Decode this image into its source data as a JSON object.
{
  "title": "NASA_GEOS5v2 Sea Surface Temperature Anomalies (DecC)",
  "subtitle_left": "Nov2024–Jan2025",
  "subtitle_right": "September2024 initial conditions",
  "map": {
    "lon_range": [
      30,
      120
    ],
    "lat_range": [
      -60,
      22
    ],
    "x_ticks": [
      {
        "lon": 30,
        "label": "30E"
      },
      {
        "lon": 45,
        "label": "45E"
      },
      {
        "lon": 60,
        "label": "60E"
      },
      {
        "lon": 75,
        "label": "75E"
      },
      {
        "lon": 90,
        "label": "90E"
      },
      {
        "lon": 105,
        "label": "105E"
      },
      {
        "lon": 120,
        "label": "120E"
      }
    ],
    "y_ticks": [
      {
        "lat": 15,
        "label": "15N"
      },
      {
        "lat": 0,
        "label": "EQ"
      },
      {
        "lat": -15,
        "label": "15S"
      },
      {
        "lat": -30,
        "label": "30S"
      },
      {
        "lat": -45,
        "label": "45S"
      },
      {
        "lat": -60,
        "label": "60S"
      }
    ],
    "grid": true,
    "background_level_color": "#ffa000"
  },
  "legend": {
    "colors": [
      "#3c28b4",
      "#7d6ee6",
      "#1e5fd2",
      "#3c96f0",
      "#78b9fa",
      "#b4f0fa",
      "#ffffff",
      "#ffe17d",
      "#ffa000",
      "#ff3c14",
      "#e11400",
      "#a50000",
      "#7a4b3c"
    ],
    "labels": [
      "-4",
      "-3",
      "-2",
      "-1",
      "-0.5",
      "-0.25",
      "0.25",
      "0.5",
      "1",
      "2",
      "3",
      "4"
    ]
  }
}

- - -

Task goal - Repeat the whole listing exactly, keeping every line intact.

The solution -
Decode this image into its source data as a JSON object.
{
  "title": "NASA_GEOS5v2 Sea Surface Temperature Anomalies (DecC)",
  "subtitle_left": "Nov2024–Jan2025",
  "subtitle_right": "September2024 initial conditions",
  "map": {
    "lon_range": [
      30,
      120
    ],
    "lat_range": [
      -60,
      22
    ],
    "x_ticks": [
      {
        "lon": 30,
        "label": "30E"
      },
      {
        "lon": 45,
        "label": "45E"
      },
      {
        "lon": 60,
        "label": "60E"
      },
      {
        "lon": 75,
        "label": "75E"
      },
      {
        "lon": 90,
        "label": "90E"
      },
      {
        "lon": 105,
        "label": "105E"
      },
      {
        "lon": 120,
        "label": "120E"
      }
    ],
    "y_ticks": [
      {
        "lat": 15,
        "label": "15N"
      },
      {
        "lat": 0,
        "label": "EQ"
      },
      {
        "lat": -15,
        "label": "15S"
      },
      {
        "lat": -30,
        "label": "30S"
      },
      {
        "lat": -45,
        "label": "45S"
      },
      {
        "lat": -60,
        "label": "60S"
      }
    ],
    "grid": true,
    "background_level_color": "#ffa000"
  },
  "legend": {
    "colors": [
      "#3c28b4",
      "#7d6ee6",
      "#1e5fd2",
      "#3c96f0",
      "#78b9fa",
      "#b4f0fa",
      "#ffffff",
      "#ffe17d",
      "#ffa000",
      "#ff3c14",
      "#e11400",
      "#a50000",
      "#7a4b3c"
    ],
    "labels": [
      "-4",
      "-3",
      "-2",
      "-1",
      "-0.5",
      "-0.25",
      "0.25",
      "0.5",
      "1",
      "2",
      "3",
      "4"
    ]
  }
}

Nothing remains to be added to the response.